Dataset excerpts
=-=-=-=-=

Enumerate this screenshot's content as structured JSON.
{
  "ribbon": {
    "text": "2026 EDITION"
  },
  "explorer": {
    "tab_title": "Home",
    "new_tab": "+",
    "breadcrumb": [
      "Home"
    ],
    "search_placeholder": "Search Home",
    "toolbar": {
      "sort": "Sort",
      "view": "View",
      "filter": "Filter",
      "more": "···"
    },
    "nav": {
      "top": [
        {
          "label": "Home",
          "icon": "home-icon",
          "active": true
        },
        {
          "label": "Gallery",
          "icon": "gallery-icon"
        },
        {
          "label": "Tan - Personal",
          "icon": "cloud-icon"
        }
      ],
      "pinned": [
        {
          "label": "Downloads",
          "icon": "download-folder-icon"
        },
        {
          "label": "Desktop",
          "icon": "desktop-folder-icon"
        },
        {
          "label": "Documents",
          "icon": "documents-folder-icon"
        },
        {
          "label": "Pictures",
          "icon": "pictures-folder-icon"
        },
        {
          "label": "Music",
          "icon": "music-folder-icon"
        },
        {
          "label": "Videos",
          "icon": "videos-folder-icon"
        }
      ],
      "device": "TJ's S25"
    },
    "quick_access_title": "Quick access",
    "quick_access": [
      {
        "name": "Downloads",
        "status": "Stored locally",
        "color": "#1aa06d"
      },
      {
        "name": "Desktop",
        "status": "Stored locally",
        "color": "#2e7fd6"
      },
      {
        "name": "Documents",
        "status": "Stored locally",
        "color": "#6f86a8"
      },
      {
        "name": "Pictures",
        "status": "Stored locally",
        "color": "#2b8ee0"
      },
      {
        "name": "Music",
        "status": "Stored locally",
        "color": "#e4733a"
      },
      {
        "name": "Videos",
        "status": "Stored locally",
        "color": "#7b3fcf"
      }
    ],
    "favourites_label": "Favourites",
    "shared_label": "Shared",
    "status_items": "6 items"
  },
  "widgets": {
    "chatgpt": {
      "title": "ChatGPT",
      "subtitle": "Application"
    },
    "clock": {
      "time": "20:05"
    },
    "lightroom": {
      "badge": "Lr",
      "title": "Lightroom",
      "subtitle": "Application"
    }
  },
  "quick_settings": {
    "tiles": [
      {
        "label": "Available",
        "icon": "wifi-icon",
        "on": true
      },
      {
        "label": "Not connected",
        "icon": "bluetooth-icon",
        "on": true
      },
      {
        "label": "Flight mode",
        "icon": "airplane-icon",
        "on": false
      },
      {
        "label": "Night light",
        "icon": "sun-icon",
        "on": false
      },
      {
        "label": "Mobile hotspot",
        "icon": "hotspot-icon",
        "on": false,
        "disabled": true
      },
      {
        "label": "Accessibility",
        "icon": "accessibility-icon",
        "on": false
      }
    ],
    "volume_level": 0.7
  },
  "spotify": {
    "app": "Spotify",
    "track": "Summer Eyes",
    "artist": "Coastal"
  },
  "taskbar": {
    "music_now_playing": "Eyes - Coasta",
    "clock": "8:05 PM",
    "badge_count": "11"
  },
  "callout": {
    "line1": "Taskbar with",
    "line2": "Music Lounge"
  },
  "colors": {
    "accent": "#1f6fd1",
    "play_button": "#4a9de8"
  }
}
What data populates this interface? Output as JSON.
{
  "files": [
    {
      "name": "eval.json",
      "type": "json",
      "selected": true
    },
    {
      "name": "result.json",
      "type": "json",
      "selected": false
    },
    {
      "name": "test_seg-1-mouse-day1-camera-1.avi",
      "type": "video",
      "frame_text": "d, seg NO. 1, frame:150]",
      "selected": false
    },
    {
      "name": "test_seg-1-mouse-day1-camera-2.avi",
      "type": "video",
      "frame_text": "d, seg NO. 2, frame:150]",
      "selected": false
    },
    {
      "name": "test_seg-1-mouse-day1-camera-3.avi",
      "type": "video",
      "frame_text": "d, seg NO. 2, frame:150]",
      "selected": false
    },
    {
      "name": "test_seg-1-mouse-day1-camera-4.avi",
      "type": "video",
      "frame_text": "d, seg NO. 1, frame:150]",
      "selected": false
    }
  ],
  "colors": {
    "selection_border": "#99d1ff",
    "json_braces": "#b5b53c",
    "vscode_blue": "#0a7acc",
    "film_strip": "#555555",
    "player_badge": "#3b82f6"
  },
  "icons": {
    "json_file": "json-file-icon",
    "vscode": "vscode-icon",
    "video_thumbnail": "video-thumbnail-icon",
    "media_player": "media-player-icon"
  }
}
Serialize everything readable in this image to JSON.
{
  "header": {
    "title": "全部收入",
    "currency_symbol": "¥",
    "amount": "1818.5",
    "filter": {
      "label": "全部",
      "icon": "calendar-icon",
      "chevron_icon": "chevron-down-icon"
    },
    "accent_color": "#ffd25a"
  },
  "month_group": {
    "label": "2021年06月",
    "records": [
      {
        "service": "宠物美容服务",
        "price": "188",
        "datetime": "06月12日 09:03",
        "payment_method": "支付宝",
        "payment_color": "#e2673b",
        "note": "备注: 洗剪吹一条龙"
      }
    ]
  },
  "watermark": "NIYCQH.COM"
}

=-=-=-=-=

__PROBLEM REQUIREMENTS__
Answer with a single number: the count of lines holding the word "camera".

__FINAL ANSWER__
4